So far, we have used Ansible inventories more or less as a simple list of nodes. But there is much more you can do with inventories – you can assign hosts to groups, build hierarchies of groups, use dynamic inventories and assign variables. In this post, we will look at some of these options.

Groups in inventories

Recall that our simple inventory file (when using the Vagrant setup demonstrated in an earlier post) looks as follows (say this is saved as hosts.ini in the current working directory)

[servers]
192.168.33.10
192.168.33.11

We have two servers and one group called servers. Of course, we could have more than one group. Suppose, for instance, that we change our file as follows.

[web]
192.168.33.10
[db]
192.168.33.11

When running Ansible, we can now specify either the group web or db, for instance

export ANSIBLE_HOST_KEY_CHECKING=False
ansible -u vagrant \
        -i hosts.ini \
        --private-key ~/vagrant/vagrant_key \
        -m ping web

then Ansible will only operate on the hosts in the group web. If you want to run Ansible for all hosts, you can still use the group “all”.

Hosts can be in more than one group. For instance, when we change the file as follows

[web]
192.168.33.10
[db]
192.168.33.10
192.168.33.11

then the host 192.168.33.10 will be on both groups, db and web. If you run Ansible for the db group, it will operate on both hosts, if you run it for the web group, it will operate only on 192.168.33.10. Of course, if you use the pseudo-group all, then Ansible will touch this host only once, even though it appears twice in the configuration file.

It is also possible to define groups as the union of other groups. To create a group that contains all servers, we could for instance do something like

[web]
192.168.33.10
[db]
192.168.33.11
192.168.33.10
[servers:children]
db
web

Finally, as we have seen in the last post, we can define variables directly in the inventory file. We have already seen this on the level of individual hosts, but it is also possible on the level of groups. Let us take a look at the following example.

[web]
192.168.33.10
[db]
192.168.33.11
192.168.33.10
[servers:children]
db
web
[db:vars]
a=5
[servers:vars]
b=10

Here we define two variables, a and b. The first variable is defined for all servers in the db group. The second variable is defined for all servers in the servers group. We can print out the values of these variables using the debug Ansible module

ansible -i hosts.ini \
        --private-key ~/vagrant/vagrant_key  \
        -u vagrant -m debug -a "var=a,b" all

which will give us the following output

192.168.33.11 | SUCCESS => {
    "a,b": "(5, 10)"
}
192.168.33.10 | SUCCESS => {
    "a,b": "(5, 10)"
}

To better understand the structure of an inventory file, it is often useful to create a YAML representation of the file, which is better suited to visualize the hierarchical structure. For that purpose, we can use the ansible-inventory command line tool. The command

ansible-inventory -i hosts.ini --list -y

will create the following YAML representation of our inventory.

all:
  children:
    servers:
      children:
        db:
          hosts:
            192.168.33.10:
              a: 5
              b: 10
            192.168.33.11:
              a: 5
              b: 10
        web:
          hosts:
            192.168.33.10: {}
    ungrouped: {}

which nicely demonstrates that we have effectively built a tree, with the implicit group all at the top, the group servers as the only descendant and the groups db and web as children of this group. In addition, there is a group ungrouped which lists all hosts which are not explicitly assigned to a group. If you omit the -y flag, you will get a JSON representation which lists the variables in a separate dictionary _meta.

PROVIDED ENTRIES ::
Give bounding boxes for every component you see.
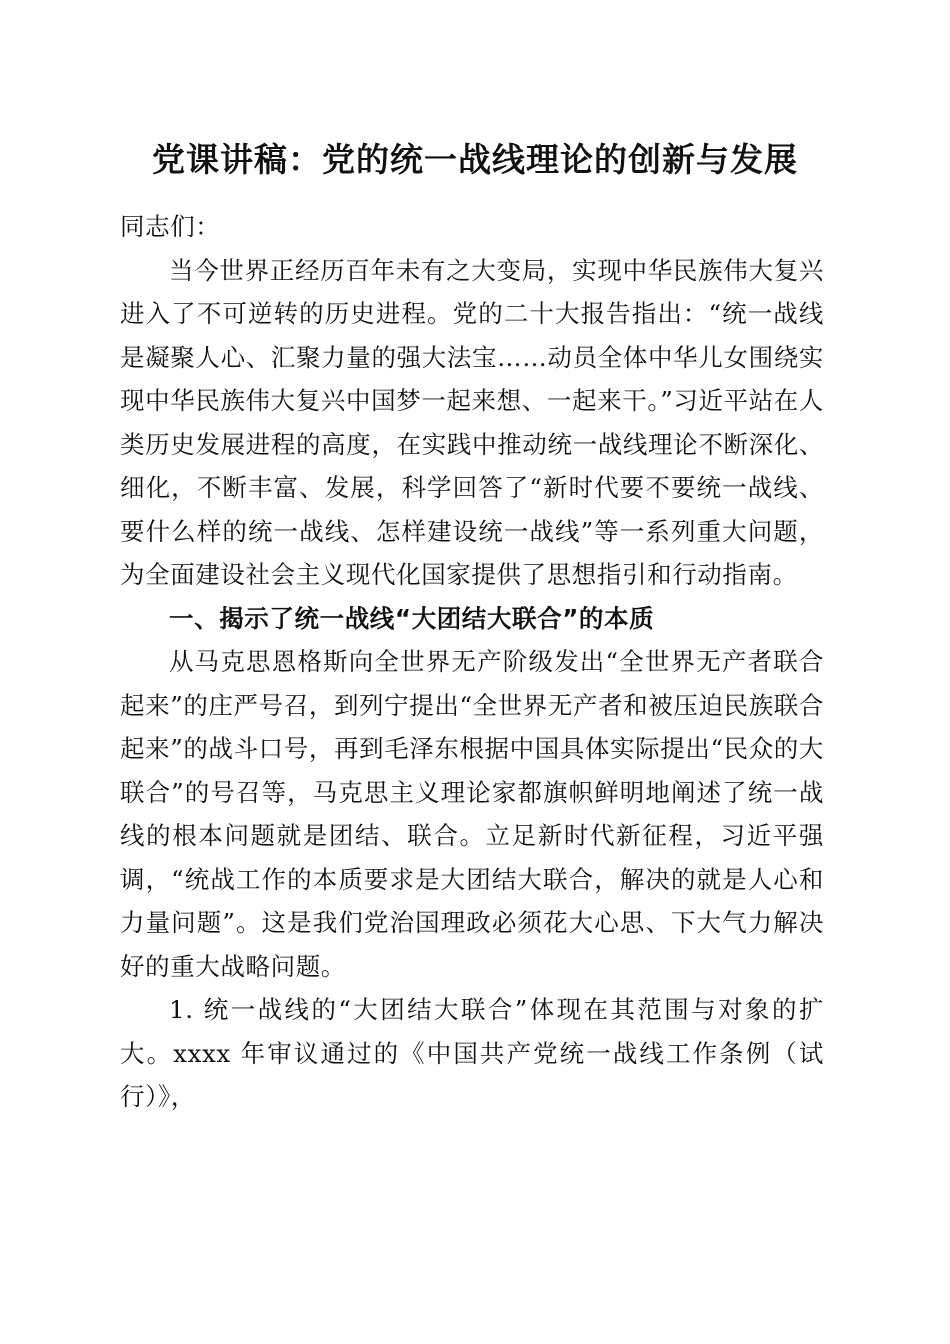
section-1-paragraph: 从马克思恩格斯向全世界无产阶级发出“全世界无产者联合起来”的庄严号召，到列宁提出“全世界无产者和被压迫民族联合起来”的战斗口号，再到毛泽东根据中国具体实际提出“民众的大联合”的号召等，马克思主义理论家都旗帜鲜明地阐述了统一战线的根本问题就是团结、联合。立足新时代新征程，习近平强调，“统战工作的本质要求是大团结大联合，解决的就是人心和力量问题”。这是我们党治国理政必须花大心思、下大气力解决好的重大战略问题。	[120, 647, 824, 981]
section-1-heading: 一、揭示了统一战线“大团结大联合”的本质	[169, 603, 655, 633]
salutation: 同志们：	[120, 212, 221, 241]
point-1-paragraph: 1. 统一战线的“大团结大联合”体现在其范围与对象的扩大。xxxx 年审议通过的《中国共产党统一战线工作条例（试行）》，	[120, 995, 824, 1111]
intro-paragraph: 当今世界正经历百年未有之大变局，实现中华民族伟大复兴进入了不可逆转的历史进程。党的二十大报告指出：“统一战线是凝聚人心、汇聚力量的强大法宝……动员全体中华儿女围绕实现中华民族伟大复兴中国梦一起来想、一起来干。”习近平站在人类历史发展进程的高度，在实践中推动统一战线理论不断深化、细化，不断丰富、发展，科学回答了“新时代要不要统一战线、要什么样的统一战线、怎样建设统一战线”等一系列重大问题，为全面建设社会主义现代化国家提供了思想指引和行动指南。	[120, 255, 824, 589]
document-title: 党课讲稿：党的统一战线理论的创新与发展	[152, 140, 798, 179]
document-body	[120, 205, 824, 1119]
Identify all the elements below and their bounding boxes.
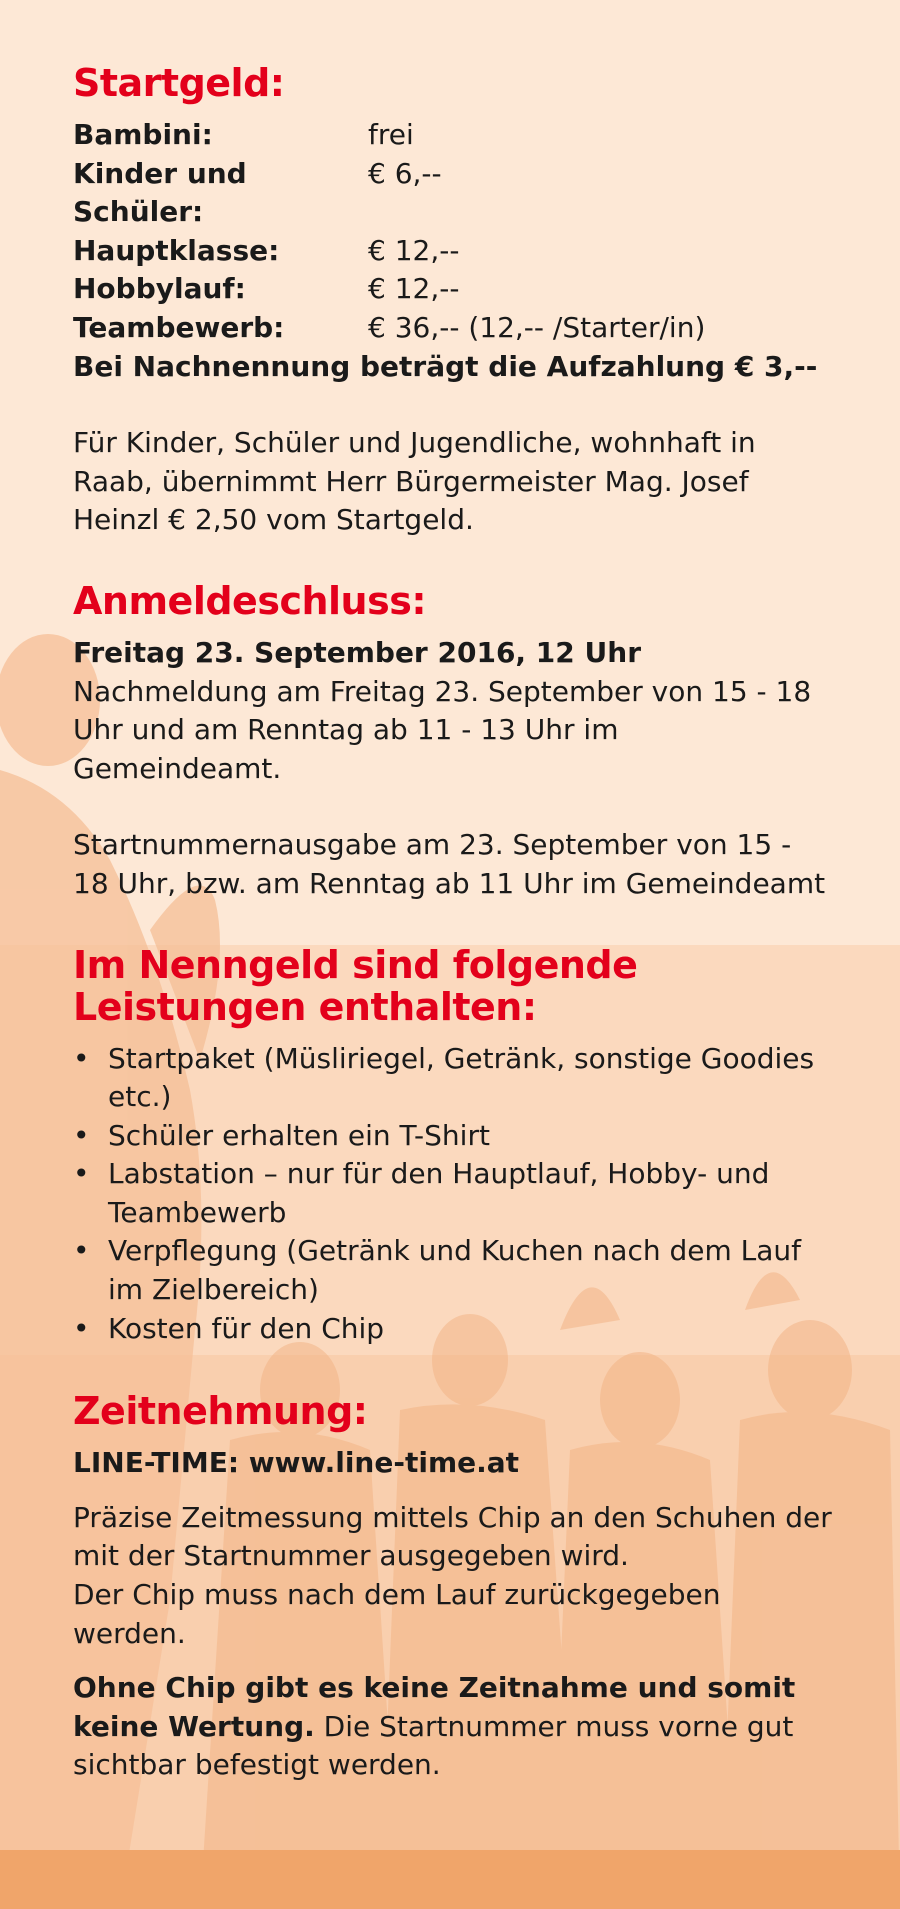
late-fee-note: Bei Nachnennung beträgt die Aufzahlung € 3,-- [73,349,818,383]
fee-value: € 6,-- [368,156,442,190]
fee-label: Bambini: [73,118,213,151]
startgeld-heading: Startgeld: [73,61,285,105]
leistungen-heading: Im Nenngeld sind folgende Leistungen enthalten: [73,942,638,1029]
list-item-text: Schüler erhalten ein T-Shirt [108,1118,490,1152]
fee-row [73,309,833,348]
section-startgeld [73,62,833,540]
bullet-icon: • [73,1157,90,1191]
fee-value: frei [368,118,414,151]
list-item [73,1232,833,1309]
list-item [73,1155,833,1232]
fee-label: Hauptklasse: [73,233,280,267]
chip-warning-rest: Die Startnummer muss vorne gut sichtbar befestigt werden. [73,1709,794,1782]
chip-return-note: Der Chip muss nach dem Lauf zurückgegeben werden. [73,1578,721,1650]
list-item [73,1040,833,1117]
fee-row [73,232,833,271]
number-pickup-text: Startnummernausgabe am 23. September von 15 - 18 Uhr, bzw. am Renntag ab 11 Uhr im Gemeindeamt [73,828,826,900]
chip-warning [73,1669,833,1785]
late-registration-text: Nachmeldung am Freitag 23. September von 15 - 18 Uhr und am Renntag ab 11 - 13 Uhr im Gemeindeamt. [73,674,812,785]
leistungen-list [73,1040,833,1349]
anmeldeschluss-heading: Anmeldeschluss: [73,578,427,623]
chip-warning-bold: Ohne Chip gibt es keine Zeitnahme und somit keine Wertung. [73,1671,796,1743]
list-item [73,1310,833,1349]
fee-label: Teambewerb: [73,310,285,344]
list-item-text: Kosten für den Chip [108,1311,385,1345]
fee-row [73,270,833,309]
fee-value: € 12,-- [368,233,460,267]
list-item [73,1117,833,1156]
fee-row [73,116,833,155]
bullet-icon: • [73,1041,90,1075]
bullet-icon: • [73,1234,90,1268]
zeitnehmung-heading: Zeitnehmung: [73,1389,368,1434]
timing-provider: LINE-TIME: www.line-time.at [73,1446,520,1480]
fee-label: Kinder und Schüler: [73,156,247,229]
section-zeitnehmung [73,1390,833,1785]
info-content [73,62,833,1785]
list-item-text: Startpaket (Müsliriegel, Getränk, sonstige Goodies etc.) [108,1041,815,1114]
subsidy-note: Für Kinder, Schüler und Jugendliche, wohnhaft in Raab, übernimmt Herr Bürgermeister Mag. Josef Heinzl € 2,50 vom Startgeld. [73,426,756,537]
bullet-icon: • [73,1118,90,1152]
fee-value: € 12,-- [368,272,460,306]
timing-description: Präzise Zeitmessung mittels Chip an den Schuhen der mit der Startnummer ausgegeben wird. [73,1500,832,1573]
bullet-icon: • [73,1311,90,1345]
deadline-text: Freitag 23. September 2016, 12 Uhr [73,635,641,669]
fee-row [73,155,833,232]
fee-label: Hobbylauf: [73,272,246,306]
fee-table [73,116,833,348]
list-item-text: Labstation – nur für den Hauptlauf, Hobby- und Teambewerb [108,1157,770,1229]
fee-value: € 36,-- (12,-- /Starter/in) [368,310,706,344]
list-item-text: Verpflegung (Getränk und Kuchen nach dem Lauf im Zielbereich) [108,1234,802,1307]
section-anmeldeschluss [73,580,833,904]
section-leistungen [73,944,833,1349]
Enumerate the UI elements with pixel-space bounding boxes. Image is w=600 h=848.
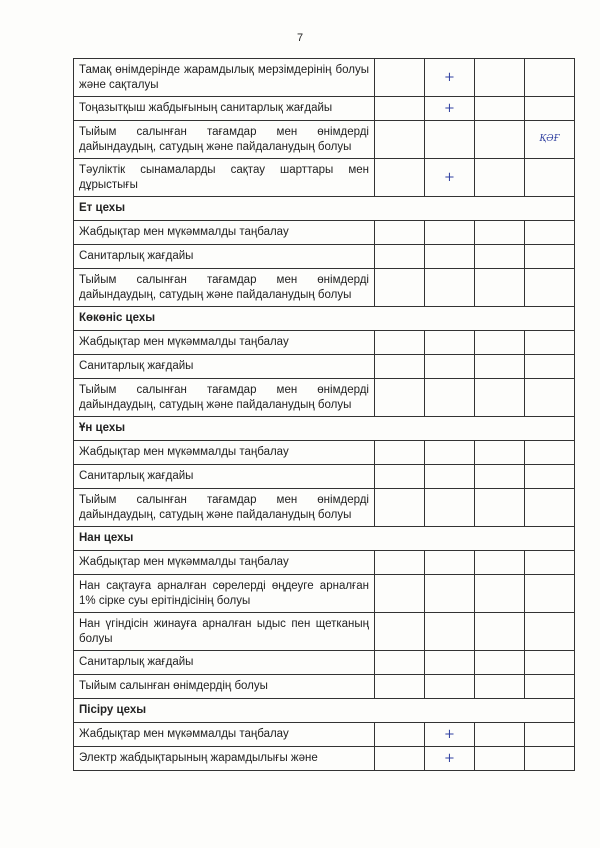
mark-cell <box>375 613 425 651</box>
criterion-text: Нан сақтауға арналған сөрелерді өңдеуге арналған 1% сірке суы ерітіндісінің болуы <box>74 575 375 613</box>
mark-cell <box>525 441 575 465</box>
mark-cell <box>425 379 475 417</box>
inspection-checklist-table <box>73 58 575 771</box>
mark-cell <box>525 575 575 613</box>
mark-cell <box>375 465 425 489</box>
criterion-text: Жабдықтар мен мүкәммалды таңбалау <box>74 551 375 575</box>
table-row <box>74 269 575 307</box>
section-header-row <box>74 699 575 723</box>
criterion-text: Жабдықтар мен мүкәммалды таңбалау <box>74 221 375 245</box>
mark-cell <box>475 355 525 379</box>
mark-cell <box>475 675 525 699</box>
mark-cell <box>375 59 425 97</box>
table-row <box>74 245 575 269</box>
mark-cell <box>475 121 525 159</box>
mark-cell <box>475 97 525 121</box>
mark-cell <box>525 331 575 355</box>
mark-cell <box>375 331 425 355</box>
mark-cell <box>475 465 525 489</box>
mark-cell <box>525 489 575 527</box>
mark-cell <box>475 221 525 245</box>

PROBLEMS ::
**a)** Reproduce the Ansible inventory text word for word, starting with "It is also possible to" and going on through "the following example.".
**b)** In the records, rename "mark-cell" to "mark-box" in the lines starting with the line with "mark-cell <box>375 613 425 651</box>" and going on through the line with "mark-cell <box>425 379 475 417</box>", leaving everything else unchanged. Return only those lines.

LIST OF SOLUTIONS ::
**a)**
It is also possible to define groups as the union of other groups. To create a group that contains all servers, we could for instance do something like

[web]
192.168.33.10
[db]
192.168.33.11
192.168.33.10
[servers:children]
db
web

Finally, as we have seen in the last post, we can define variables directly in the inventory file. We have already seen this on the level of individual hosts, but it is also possible on the level of groups. Let us take a look at the following example.

**b)**
mark-box <box>375 613 425 651</box>
criterion-text: Нан сақтауға арналған сөрелерді өңдеуге арналған 1% сірке суы ерітіндісінің болуы <box>74 575 375 613</box>
mark-box <box>525 441 575 465</box>
mark-box <box>425 379 475 417</box>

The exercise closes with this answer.